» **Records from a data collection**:
[START]

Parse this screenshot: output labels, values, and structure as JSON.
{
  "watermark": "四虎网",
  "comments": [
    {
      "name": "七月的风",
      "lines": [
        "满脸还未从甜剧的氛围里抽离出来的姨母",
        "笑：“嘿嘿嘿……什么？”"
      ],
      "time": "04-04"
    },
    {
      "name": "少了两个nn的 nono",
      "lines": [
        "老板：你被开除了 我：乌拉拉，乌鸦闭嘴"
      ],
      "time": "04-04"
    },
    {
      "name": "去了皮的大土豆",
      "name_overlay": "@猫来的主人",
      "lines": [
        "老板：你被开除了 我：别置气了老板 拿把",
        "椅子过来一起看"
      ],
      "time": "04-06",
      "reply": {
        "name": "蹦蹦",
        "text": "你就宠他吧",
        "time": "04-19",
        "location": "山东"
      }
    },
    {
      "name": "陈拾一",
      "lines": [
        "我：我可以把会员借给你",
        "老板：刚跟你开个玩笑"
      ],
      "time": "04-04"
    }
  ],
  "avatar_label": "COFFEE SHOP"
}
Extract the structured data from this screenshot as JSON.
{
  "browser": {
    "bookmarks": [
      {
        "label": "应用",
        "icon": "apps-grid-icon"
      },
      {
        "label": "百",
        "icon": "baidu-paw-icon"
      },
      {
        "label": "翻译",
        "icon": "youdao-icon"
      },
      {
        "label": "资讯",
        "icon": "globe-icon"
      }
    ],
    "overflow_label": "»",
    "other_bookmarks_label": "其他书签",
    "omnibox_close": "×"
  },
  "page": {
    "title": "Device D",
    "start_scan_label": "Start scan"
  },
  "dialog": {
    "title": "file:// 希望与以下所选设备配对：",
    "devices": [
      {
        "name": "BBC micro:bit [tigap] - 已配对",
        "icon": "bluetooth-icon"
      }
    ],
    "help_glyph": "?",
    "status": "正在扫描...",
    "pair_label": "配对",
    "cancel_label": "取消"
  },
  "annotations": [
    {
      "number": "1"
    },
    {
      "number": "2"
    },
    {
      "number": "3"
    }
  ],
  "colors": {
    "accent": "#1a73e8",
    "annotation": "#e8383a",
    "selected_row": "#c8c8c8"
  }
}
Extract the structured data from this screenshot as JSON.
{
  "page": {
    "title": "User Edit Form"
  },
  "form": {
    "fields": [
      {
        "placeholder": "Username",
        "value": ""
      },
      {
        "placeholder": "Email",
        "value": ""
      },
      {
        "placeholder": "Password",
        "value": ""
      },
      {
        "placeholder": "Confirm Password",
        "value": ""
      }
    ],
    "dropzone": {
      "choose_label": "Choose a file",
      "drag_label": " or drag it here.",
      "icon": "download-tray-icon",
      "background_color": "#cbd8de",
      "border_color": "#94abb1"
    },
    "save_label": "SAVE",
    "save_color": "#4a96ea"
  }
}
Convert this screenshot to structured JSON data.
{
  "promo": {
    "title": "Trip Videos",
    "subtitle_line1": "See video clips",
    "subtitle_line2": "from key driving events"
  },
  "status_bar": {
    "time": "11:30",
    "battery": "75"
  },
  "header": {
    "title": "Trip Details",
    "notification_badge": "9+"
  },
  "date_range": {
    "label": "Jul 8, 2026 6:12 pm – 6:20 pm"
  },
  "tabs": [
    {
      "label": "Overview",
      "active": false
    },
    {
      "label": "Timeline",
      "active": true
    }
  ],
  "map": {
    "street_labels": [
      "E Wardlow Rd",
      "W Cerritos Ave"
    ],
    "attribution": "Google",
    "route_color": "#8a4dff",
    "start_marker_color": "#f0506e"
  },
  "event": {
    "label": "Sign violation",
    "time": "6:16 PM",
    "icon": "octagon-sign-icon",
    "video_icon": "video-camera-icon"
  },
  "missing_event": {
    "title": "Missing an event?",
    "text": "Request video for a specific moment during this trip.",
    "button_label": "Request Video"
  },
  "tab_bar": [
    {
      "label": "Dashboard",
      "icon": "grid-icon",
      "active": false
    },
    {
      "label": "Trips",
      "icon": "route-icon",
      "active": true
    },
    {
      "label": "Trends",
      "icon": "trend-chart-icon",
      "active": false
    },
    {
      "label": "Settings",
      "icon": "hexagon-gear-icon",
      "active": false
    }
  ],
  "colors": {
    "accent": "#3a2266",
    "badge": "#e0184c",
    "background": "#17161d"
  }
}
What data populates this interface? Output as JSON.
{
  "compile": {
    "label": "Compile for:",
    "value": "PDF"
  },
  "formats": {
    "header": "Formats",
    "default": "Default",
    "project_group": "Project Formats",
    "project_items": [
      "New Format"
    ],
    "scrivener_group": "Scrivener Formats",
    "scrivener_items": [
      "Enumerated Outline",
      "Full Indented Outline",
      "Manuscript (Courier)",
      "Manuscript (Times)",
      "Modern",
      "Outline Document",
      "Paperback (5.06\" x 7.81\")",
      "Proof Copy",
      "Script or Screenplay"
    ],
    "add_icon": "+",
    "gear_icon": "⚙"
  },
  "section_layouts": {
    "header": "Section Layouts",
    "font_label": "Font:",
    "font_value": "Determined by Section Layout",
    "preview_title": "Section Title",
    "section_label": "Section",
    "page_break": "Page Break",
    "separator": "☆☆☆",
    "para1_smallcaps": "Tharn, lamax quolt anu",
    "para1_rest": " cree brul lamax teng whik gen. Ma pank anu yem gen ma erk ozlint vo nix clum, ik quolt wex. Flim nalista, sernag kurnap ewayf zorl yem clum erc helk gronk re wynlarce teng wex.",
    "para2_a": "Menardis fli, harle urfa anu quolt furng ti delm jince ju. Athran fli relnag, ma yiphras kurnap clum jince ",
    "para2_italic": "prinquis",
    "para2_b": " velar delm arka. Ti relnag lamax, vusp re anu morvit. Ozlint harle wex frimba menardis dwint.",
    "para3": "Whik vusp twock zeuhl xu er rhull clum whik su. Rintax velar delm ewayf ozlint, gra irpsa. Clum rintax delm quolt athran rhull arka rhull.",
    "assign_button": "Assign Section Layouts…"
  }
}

[END]

Extract the full listing above without altering anything.

Parse this screenshot: output labels, values, and structure as JSON.
{
  "watermark": "四虎网",
  "comments": [
    {
      "name": "七月的风",
      "lines": [
        "满脸还未从甜剧的氛围里抽离出来的姨母",
        "笑：“嘿嘿嘿……什么？”"
      ],
      "time": "04-04"
    },
    {
      "name": "少了两个nn的 nono",
      "lines": [
        "老板：你被开除了 我：乌拉拉，乌鸦闭嘴"
      ],
      "time": "04-04"
    },
    {
      "name": "去了皮的大土豆",
      "name_overlay": "@猫来的主人",
      "lines": [
        "老板：你被开除了 我：别置气了老板 拿把",
        "椅子过来一起看"
      ],
      "time": "04-06",
      "reply": {
        "name": "蹦蹦",
        "text": "你就宠他吧",
        "time": "04-19",
        "location": "山东"
      }
    },
    {
      "name": "陈拾一",
      "lines": [
        "我：我可以把会员借给你",
        "老板：刚跟你开个玩笑"
      ],
      "time": "04-04"
    }
  ],
  "avatar_label": "COFFEE SHOP"
}
Extract the structured data from this screenshot as JSON.
{
  "browser": {
    "bookmarks": [
      {
        "label": "应用",
        "icon": "apps-grid-icon"
      },
      {
        "label": "百",
        "icon": "baidu-paw-icon"
      },
      {
        "label": "翻译",
        "icon": "youdao-icon"
      },
      {
        "label": "资讯",
        "icon": "globe-icon"
      }
    ],
    "overflow_label": "»",
    "other_bookmarks_label": "其他书签",
    "omnibox_close": "×"
  },
  "page": {
    "title": "Device D",
    "start_scan_label": "Start scan"
  },
  "dialog": {
    "title": "file:// 希望与以下所选设备配对：",
    "devices": [
      {
        "name": "BBC micro:bit [tigap] - 已配对",
        "icon": "bluetooth-icon"
      }
    ],
    "help_glyph": "?",
    "status": "正在扫描...",
    "pair_label": "配对",
    "cancel_label": "取消"
  },
  "annotations": [
    {
      "number": "1"
    },
    {
      "number": "2"
    },
    {
      "number": "3"
    }
  ],
  "colors": {
    "accent": "#1a73e8",
    "annotation": "#e8383a",
    "selected_row": "#c8c8c8"
  }
}
Extract the structured data from this screenshot as JSON.
{
  "page": {
    "title": "User Edit Form"
  },
  "form": {
    "fields": [
      {
        "placeholder": "Username",
        "value": ""
      },
      {
        "placeholder": "Email",
        "value": ""
      },
      {
        "placeholder": "Password",
        "value": ""
      },
      {
        "placeholder": "Confirm Password",
        "value": ""
      }
    ],
    "dropzone": {
      "choose_label": "Choose a file",
      "drag_label": " or drag it here.",
      "icon": "download-tray-icon",
      "background_color": "#cbd8de",
      "border_color": "#94abb1"
    },
    "save_label": "SAVE",
    "save_color": "#4a96ea"
  }
}
Convert this screenshot to structured JSON data.
{
  "promo": {
    "title": "Trip Videos",
    "subtitle_line1": "See video clips",
    "subtitle_line2": "from key driving events"
  },
  "status_bar": {
    "time": "11:30",
    "battery": "75"
  },
  "header": {
    "title": "Trip Details",
    "notification_badge": "9+"
  },
  "date_range": {
    "label": "Jul 8, 2026 6:12 pm – 6:20 pm"
  },
  "tabs": [
    {
      "label": "Overview",
      "active": false
    },
    {
      "label": "Timeline",
      "active": true
    }
  ],
  "map": {
    "street_labels": [
      "E Wardlow Rd",
      "W Cerritos Ave"
    ],
    "attribution": "Google",
    "route_color": "#8a4dff",
    "start_marker_color": "#f0506e"
  },
  "event": {
    "label": "Sign violation",
    "time": "6:16 PM",
    "icon": "octagon-sign-icon",
    "video_icon": "video-camera-icon"
  },
  "missing_event": {
    "title": "Missing an event?",
    "text": "Request video for a specific moment during this trip.",
    "button_label": "Request Video"
  },
  "tab_bar": [
    {
      "label": "Dashboard",
      "icon": "grid-icon",
      "active": false
    },
    {
      "label": "Trips",
      "icon": "route-icon",
      "active": true
    },
    {
      "label": "Trends",
      "icon": "trend-chart-icon",
      "active": false
    },
    {
      "label": "Settings",
      "icon": "hexagon-gear-icon",
      "active": false
    }
  ],
  "colors": {
    "accent": "#3a2266",
    "badge": "#e0184c",
    "background": "#17161d"
  }
}
What data populates this interface? Output as JSON.
{
  "compile": {
    "label": "Compile for:",
    "value": "PDF"
  },
  "formats": {
    "header": "Formats",
    "default": "Default",
    "project_group": "Project Formats",
    "project_items": [
      "New Format"
    ],
    "scrivener_group": "Scrivener Formats",
    "scrivener_items": [
      "Enumerated Outline",
      "Full Indented Outline",
      "Manuscript (Courier)",
      "Manuscript (Times)",
      "Modern",
      "Outline Document",
      "Paperback (5.06\" x 7.81\")",
      "Proof Copy",
      "Script or Screenplay"
    ],
    "add_icon": "+",
    "gear_icon": "⚙"
  },
  "section_layouts": {
    "header": "Section Layouts",
    "font_label": "Font:",
    "font_value": "Determined by Section Layout",
    "preview_title": "Section Title",
    "section_label": "Section",
    "page_break": "Page Break",
    "separator": "☆☆☆",
    "para1_smallcaps": "Tharn, lamax quolt anu",
    "para1_rest": " cree brul lamax teng whik gen. Ma pank anu yem gen ma erk ozlint vo nix clum, ik quolt wex. Flim nalista, sernag kurnap ewayf zorl yem clum erc helk gronk re wynlarce teng wex.",
    "para2_a": "Menardis fli, harle urfa anu quolt furng ti delm jince ju. Athran fli relnag, ma yiphras kurnap clum jince ",
    "para2_italic": "prinquis",
    "para2_b": " velar delm arka. Ti relnag lamax, vusp re anu morvit. Ozlint harle wex frimba menardis dwint.",
    "para3": "Whik vusp twock zeuhl xu er rhull clum whik su. Rintax velar delm ewayf ozlint, gra irpsa. Clum rintax delm quolt athran rhull arka rhull.",
    "assign_button": "Assign Section Layouts…"
  }
}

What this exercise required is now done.